Aim of the exercise: Retype every entry in its entirety, without alteration.
---- Source data
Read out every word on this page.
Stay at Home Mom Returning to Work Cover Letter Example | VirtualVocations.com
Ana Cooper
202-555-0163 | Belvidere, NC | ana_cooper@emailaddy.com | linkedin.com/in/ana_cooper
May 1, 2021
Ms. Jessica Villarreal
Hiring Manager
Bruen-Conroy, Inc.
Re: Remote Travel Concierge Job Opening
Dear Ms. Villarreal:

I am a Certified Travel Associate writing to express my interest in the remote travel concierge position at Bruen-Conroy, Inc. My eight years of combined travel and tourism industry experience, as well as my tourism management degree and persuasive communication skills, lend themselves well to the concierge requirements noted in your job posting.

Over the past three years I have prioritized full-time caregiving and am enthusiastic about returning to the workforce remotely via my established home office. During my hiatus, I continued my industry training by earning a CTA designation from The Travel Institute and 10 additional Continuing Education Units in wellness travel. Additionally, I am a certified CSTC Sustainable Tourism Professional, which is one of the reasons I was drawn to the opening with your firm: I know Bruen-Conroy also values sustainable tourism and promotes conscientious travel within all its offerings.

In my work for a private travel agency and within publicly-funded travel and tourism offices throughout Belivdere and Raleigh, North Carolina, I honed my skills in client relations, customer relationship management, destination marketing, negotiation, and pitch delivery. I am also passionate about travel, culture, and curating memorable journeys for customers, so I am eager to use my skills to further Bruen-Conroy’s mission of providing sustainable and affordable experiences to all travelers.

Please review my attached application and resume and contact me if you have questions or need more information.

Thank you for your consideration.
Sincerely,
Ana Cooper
--------
Result for this task:
Read out every word on this page.
Stay at Home Mom Returning to Work Cover Letter Example | VirtualVocations.com
Ana Cooper
202-555-0163 | Belvidere, NC | ana_cooper@emailaddy.com | linkedin.com/in/ana_cooper
May 1, 2021
Ms. Jessica Villarreal
Hiring Manager
Bruen-Conroy, Inc.
Re: Remote Travel Concierge Job Opening
Dear Ms. Villarreal:

I am a Certified Travel Associate writing to express my interest in the remote travel concierge position at Bruen-Conroy, Inc. My eight years of combined travel and tourism industry experience, as well as my tourism management degree and persuasive communication skills, lend themselves well to the concierge requirements noted in your job posting.

Over the past three years I have prioritized full-time caregiving and am enthusiastic about returning to the workforce remotely via my established home office. During my hiatus, I continued my industry training by earning a CTA designation from The Travel Institute and 10 additional Continuing Education Units in wellness travel. Additionally, I am a certified CSTC Sustainable Tourism Professional, which is one of the reasons I was drawn to the opening with your firm: I know Bruen-Conroy also values sustainable tourism and promotes conscientious travel within all its offerings.

In my work for a private travel agency and within publicly-funded travel and tourism offices throughout Belivdere and Raleigh, North Carolina, I honed my skills in client relations, customer relationship management, destination marketing, negotiation, and pitch delivery. I am also passionate about travel, culture, and curating memorable journeys for customers, so I am eager to use my skills to further Bruen-Conroy’s mission of providing sustainable and affordable experiences to all travelers.

Please review my attached application and resume and contact me if you have questions or need more information.

Thank you for your consideration.
Sincerely,
Ana Cooper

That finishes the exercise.